▶ [Written problem] Write out each line of the material again, word for word.

## start Data for this task

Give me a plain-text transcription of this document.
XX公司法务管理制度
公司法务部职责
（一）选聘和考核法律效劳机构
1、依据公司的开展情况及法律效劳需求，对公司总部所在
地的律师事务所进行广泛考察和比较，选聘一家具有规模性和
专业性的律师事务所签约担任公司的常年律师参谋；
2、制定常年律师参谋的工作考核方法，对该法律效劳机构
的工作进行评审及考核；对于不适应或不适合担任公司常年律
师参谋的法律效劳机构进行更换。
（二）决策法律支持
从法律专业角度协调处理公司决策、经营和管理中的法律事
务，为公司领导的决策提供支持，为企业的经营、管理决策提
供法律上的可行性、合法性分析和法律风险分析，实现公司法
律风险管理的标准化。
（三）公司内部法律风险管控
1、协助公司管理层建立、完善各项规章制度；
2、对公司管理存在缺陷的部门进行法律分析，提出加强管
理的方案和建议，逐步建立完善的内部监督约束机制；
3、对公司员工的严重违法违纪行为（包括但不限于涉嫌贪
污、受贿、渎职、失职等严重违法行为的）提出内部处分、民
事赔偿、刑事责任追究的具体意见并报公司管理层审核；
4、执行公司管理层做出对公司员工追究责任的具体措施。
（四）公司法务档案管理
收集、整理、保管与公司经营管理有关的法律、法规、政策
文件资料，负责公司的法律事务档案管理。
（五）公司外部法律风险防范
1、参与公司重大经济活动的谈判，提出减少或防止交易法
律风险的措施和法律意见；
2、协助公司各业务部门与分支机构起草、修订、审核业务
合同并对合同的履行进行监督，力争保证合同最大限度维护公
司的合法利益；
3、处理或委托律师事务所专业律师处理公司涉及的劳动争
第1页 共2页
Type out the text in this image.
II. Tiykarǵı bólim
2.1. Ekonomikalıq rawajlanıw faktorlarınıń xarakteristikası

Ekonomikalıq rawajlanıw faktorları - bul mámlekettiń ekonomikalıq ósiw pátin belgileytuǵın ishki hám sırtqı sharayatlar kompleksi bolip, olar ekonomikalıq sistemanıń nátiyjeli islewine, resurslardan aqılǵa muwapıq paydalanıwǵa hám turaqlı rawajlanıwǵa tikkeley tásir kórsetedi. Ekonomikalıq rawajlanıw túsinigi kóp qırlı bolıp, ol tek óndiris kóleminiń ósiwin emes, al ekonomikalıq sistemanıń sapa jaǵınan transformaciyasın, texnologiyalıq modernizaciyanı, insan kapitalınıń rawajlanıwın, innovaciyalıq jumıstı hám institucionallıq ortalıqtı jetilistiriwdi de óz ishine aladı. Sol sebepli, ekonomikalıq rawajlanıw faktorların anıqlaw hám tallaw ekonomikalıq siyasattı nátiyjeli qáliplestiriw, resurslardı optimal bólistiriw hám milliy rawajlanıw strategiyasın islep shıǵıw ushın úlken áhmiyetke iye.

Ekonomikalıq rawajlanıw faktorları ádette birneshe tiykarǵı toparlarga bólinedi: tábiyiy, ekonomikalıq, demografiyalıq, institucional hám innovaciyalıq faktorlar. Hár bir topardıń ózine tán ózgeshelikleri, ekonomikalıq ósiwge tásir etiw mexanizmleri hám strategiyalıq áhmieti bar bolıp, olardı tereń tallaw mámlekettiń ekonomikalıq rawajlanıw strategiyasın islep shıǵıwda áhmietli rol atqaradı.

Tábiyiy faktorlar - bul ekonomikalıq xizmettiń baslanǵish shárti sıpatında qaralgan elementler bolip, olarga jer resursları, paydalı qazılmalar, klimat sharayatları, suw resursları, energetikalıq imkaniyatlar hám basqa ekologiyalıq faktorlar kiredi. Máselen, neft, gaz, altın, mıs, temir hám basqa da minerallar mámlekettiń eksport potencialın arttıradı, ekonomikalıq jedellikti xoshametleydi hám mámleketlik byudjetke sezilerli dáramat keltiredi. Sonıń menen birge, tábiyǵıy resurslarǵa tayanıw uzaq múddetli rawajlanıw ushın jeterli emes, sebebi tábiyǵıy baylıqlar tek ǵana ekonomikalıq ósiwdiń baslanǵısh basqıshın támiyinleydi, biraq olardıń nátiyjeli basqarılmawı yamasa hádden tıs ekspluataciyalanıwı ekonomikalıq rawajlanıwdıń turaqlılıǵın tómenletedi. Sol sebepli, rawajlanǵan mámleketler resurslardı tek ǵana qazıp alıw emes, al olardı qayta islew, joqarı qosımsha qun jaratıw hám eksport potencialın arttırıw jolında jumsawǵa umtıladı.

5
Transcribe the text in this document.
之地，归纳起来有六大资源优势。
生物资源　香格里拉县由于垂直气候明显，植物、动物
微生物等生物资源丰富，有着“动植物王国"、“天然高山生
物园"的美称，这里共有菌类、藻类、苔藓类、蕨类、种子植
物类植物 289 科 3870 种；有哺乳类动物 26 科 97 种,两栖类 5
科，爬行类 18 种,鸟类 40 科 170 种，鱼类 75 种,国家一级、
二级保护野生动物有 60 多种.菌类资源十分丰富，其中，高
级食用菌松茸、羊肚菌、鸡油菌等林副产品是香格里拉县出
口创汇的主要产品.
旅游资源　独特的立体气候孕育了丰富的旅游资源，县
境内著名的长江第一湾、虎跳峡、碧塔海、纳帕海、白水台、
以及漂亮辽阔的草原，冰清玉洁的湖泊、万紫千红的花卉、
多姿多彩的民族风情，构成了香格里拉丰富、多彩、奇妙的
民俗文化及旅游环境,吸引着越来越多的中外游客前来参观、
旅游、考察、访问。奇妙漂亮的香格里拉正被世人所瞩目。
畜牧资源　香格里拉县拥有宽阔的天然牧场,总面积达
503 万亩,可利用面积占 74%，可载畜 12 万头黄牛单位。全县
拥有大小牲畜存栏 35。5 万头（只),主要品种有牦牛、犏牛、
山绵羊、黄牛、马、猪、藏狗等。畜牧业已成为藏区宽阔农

## end Data for this task

▶ [Finished answer]
Give me a plain-text transcription of this document.
XX公司法务管理制度
公司法务部职责
（一）选聘和考核法律效劳机构
1、依据公司的开展情况及法律效劳需求，对公司总部所在
地的律师事务所进行广泛考察和比较，选聘一家具有规模性和
专业性的律师事务所签约担任公司的常年律师参谋；
2、制定常年律师参谋的工作考核方法，对该法律效劳机构
的工作进行评审及考核；对于不适应或不适合担任公司常年律
师参谋的法律效劳机构进行更换。
（二）决策法律支持
从法律专业角度协调处理公司决策、经营和管理中的法律事
务，为公司领导的决策提供支持，为企业的经营、管理决策提
供法律上的可行性、合法性分析和法律风险分析，实现公司法
律风险管理的标准化。
（三）公司内部法律风险管控
1、协助公司管理层建立、完善各项规章制度；
2、对公司管理存在缺陷的部门进行法律分析，提出加强管
理的方案和建议，逐步建立完善的内部监督约束机制；
3、对公司员工的严重违法违纪行为（包括但不限于涉嫌贪
污、受贿、渎职、失职等严重违法行为的）提出内部处分、民
事赔偿、刑事责任追究的具体意见并报公司管理层审核；
4、执行公司管理层做出对公司员工追究责任的具体措施。
（四）公司法务档案管理
收集、整理、保管与公司经营管理有关的法律、法规、政策
文件资料，负责公司的法律事务档案管理。
（五）公司外部法律风险防范
1、参与公司重大经济活动的谈判，提出减少或防止交易法
律风险的措施和法律意见；
2、协助公司各业务部门与分支机构起草、修订、审核业务
合同并对合同的履行进行监督，力争保证合同最大限度维护公
司的合法利益；
3、处理或委托律师事务所专业律师处理公司涉及的劳动争
第1页 共2页
Type out the text in this image.
II. Tiykarǵı bólim
2.1. Ekonomikalıq rawajlanıw faktorlarınıń xarakteristikası

Ekonomikalıq rawajlanıw faktorları - bul mámlekettiń ekonomikalıq ósiw pátin belgileytuǵın ishki hám sırtqı sharayatlar kompleksi bolip, olar ekonomikalıq sistemanıń nátiyjeli islewine, resurslardan aqılǵa muwapıq paydalanıwǵa hám turaqlı rawajlanıwǵa tikkeley tásir kórsetedi. Ekonomikalıq rawajlanıw túsinigi kóp qırlı bolıp, ol tek óndiris kóleminiń ósiwin emes, al ekonomikalıq sistemanıń sapa jaǵınan transformaciyasın, texnologiyalıq modernizaciyanı, insan kapitalınıń rawajlanıwın, innovaciyalıq jumıstı hám institucionallıq ortalıqtı jetilistiriwdi de óz ishine aladı. Sol sebepli, ekonomikalıq rawajlanıw faktorların anıqlaw hám tallaw ekonomikalıq siyasattı nátiyjeli qáliplestiriw, resurslardı optimal bólistiriw hám milliy rawajlanıw strategiyasın islep shıǵıw ushın úlken áhmiyetke iye.

Ekonomikalıq rawajlanıw faktorları ádette birneshe tiykarǵı toparlarga bólinedi: tábiyiy, ekonomikalıq, demografiyalıq, institucional hám innovaciyalıq faktorlar. Hár bir topardıń ózine tán ózgeshelikleri, ekonomikalıq ósiwge tásir etiw mexanizmleri hám strategiyalıq áhmieti bar bolıp, olardı tereń tallaw mámlekettiń ekonomikalıq rawajlanıw strategiyasın islep shıǵıwda áhmietli rol atqaradı.

Tábiyiy faktorlar - bul ekonomikalıq xizmettiń baslanǵish shárti sıpatında qaralgan elementler bolip, olarga jer resursları, paydalı qazılmalar, klimat sharayatları, suw resursları, energetikalıq imkaniyatlar hám basqa ekologiyalıq faktorlar kiredi. Máselen, neft, gaz, altın, mıs, temir hám basqa da minerallar mámlekettiń eksport potencialın arttıradı, ekonomikalıq jedellikti xoshametleydi hám mámleketlik byudjetke sezilerli dáramat keltiredi. Sonıń menen birge, tábiyǵıy resurslarǵa tayanıw uzaq múddetli rawajlanıw ushın jeterli emes, sebebi tábiyǵıy baylıqlar tek ǵana ekonomikalıq ósiwdiń baslanǵısh basqıshın támiyinleydi, biraq olardıń nátiyjeli basqarılmawı yamasa hádden tıs ekspluataciyalanıwı ekonomikalıq rawajlanıwdıń turaqlılıǵın tómenletedi. Sol sebepli, rawajlanǵan mámleketler resurslardı tek ǵana qazıp alıw emes, al olardı qayta islew, joqarı qosımsha qun jaratıw hám eksport potencialın arttırıw jolında jumsawǵa umtıladı.

5
Transcribe the text in this document.
之地，归纳起来有六大资源优势。
生物资源　香格里拉县由于垂直气候明显，植物、动物
微生物等生物资源丰富，有着“动植物王国"、“天然高山生
物园"的美称，这里共有菌类、藻类、苔藓类、蕨类、种子植
物类植物 289 科 3870 种；有哺乳类动物 26 科 97 种,两栖类 5
科，爬行类 18 种,鸟类 40 科 170 种，鱼类 75 种,国家一级、
二级保护野生动物有 60 多种.菌类资源十分丰富，其中，高
级食用菌松茸、羊肚菌、鸡油菌等林副产品是香格里拉县出
口创汇的主要产品.
旅游资源　独特的立体气候孕育了丰富的旅游资源，县
境内著名的长江第一湾、虎跳峡、碧塔海、纳帕海、白水台、
以及漂亮辽阔的草原，冰清玉洁的湖泊、万紫千红的花卉、
多姿多彩的民族风情，构成了香格里拉丰富、多彩、奇妙的
民俗文化及旅游环境,吸引着越来越多的中外游客前来参观、
旅游、考察、访问。奇妙漂亮的香格里拉正被世人所瞩目。
畜牧资源　香格里拉县拥有宽阔的天然牧场,总面积达
503 万亩,可利用面积占 74%，可载畜 12 万头黄牛单位。全县
拥有大小牲畜存栏 35。5 万头（只),主要品种有牦牛、犏牛、
山绵羊、黄牛、马、猪、藏狗等。畜牧业已成为藏区宽阔农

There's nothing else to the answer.